- _Work to complete_:
Reproduce all the entries exactly.

══ Records for the task ══

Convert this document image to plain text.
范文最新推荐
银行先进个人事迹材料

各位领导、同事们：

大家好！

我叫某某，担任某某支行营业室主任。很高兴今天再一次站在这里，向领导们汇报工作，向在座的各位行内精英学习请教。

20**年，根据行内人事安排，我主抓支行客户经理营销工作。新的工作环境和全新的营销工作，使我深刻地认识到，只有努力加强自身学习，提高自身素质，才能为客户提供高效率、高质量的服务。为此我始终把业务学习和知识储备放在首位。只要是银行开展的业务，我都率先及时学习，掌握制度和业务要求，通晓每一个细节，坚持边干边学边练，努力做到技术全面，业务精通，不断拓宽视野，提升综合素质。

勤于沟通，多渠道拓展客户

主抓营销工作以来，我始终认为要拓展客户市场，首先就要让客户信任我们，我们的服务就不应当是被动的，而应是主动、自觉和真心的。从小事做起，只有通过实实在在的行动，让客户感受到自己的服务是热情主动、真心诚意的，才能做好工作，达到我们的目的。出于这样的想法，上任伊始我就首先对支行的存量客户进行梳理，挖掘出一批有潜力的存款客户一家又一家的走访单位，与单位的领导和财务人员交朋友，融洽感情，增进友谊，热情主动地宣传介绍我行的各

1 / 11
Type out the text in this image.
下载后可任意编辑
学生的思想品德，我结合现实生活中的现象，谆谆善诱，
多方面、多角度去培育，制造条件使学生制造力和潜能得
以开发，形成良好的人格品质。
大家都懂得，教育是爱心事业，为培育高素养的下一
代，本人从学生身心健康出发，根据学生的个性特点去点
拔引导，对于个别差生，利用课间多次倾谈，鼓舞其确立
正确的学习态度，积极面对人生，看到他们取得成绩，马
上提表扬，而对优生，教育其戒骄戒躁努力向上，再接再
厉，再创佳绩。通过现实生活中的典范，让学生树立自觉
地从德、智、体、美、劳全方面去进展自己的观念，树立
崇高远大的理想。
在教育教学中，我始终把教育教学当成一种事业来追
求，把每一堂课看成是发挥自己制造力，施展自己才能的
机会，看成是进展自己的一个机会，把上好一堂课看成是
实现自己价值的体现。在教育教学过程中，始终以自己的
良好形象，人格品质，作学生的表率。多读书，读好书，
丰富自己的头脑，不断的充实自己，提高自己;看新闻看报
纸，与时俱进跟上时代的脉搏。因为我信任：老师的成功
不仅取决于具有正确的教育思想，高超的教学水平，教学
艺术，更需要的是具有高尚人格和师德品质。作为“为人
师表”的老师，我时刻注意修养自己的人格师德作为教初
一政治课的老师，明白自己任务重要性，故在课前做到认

═══

- _Exercise answer_:
Convert this document image to plain text.
范文最新推荐
银行先进个人事迹材料

各位领导、同事们：

大家好！

我叫某某，担任某某支行营业室主任。很高兴今天再一次站在这里，向领导们汇报工作，向在座的各位行内精英学习请教。

20**年，根据行内人事安排，我主抓支行客户经理营销工作。新的工作环境和全新的营销工作，使我深刻地认识到，只有努力加强自身学习，提高自身素质，才能为客户提供高效率、高质量的服务。为此我始终把业务学习和知识储备放在首位。只要是银行开展的业务，我都率先及时学习，掌握制度和业务要求，通晓每一个细节，坚持边干边学边练，努力做到技术全面，业务精通，不断拓宽视野，提升综合素质。

勤于沟通，多渠道拓展客户

主抓营销工作以来，我始终认为要拓展客户市场，首先就要让客户信任我们，我们的服务就不应当是被动的，而应是主动、自觉和真心的。从小事做起，只有通过实实在在的行动，让客户感受到自己的服务是热情主动、真心诚意的，才能做好工作，达到我们的目的。出于这样的想法，上任伊始我就首先对支行的存量客户进行梳理，挖掘出一批有潜力的存款客户一家又一家的走访单位，与单位的领导和财务人员交朋友，融洽感情，增进友谊，热情主动地宣传介绍我行的各

1 / 11
Type out the text in this image.
下载后可任意编辑
学生的思想品德，我结合现实生活中的现象，谆谆善诱，
多方面、多角度去培育，制造条件使学生制造力和潜能得
以开发，形成良好的人格品质。
大家都懂得，教育是爱心事业，为培育高素养的下一
代，本人从学生身心健康出发，根据学生的个性特点去点
拔引导，对于个别差生，利用课间多次倾谈，鼓舞其确立
正确的学习态度，积极面对人生，看到他们取得成绩，马
上提表扬，而对优生，教育其戒骄戒躁努力向上，再接再
厉，再创佳绩。通过现实生活中的典范，让学生树立自觉
地从德、智、体、美、劳全方面去进展自己的观念，树立
崇高远大的理想。
在教育教学中，我始终把教育教学当成一种事业来追
求，把每一堂课看成是发挥自己制造力，施展自己才能的
机会，看成是进展自己的一个机会，把上好一堂课看成是
实现自己价值的体现。在教育教学过程中，始终以自己的
良好形象，人格品质，作学生的表率。多读书，读好书，
丰富自己的头脑，不断的充实自己，提高自己;看新闻看报
纸，与时俱进跟上时代的脉搏。因为我信任：老师的成功
不仅取决于具有正确的教育思想，高超的教学水平，教学
艺术，更需要的是具有高尚人格和师德品质。作为“为人
师表”的老师，我时刻注意修养自己的人格师德作为教初
一政治课的老师，明白自己任务重要性，故在课前做到认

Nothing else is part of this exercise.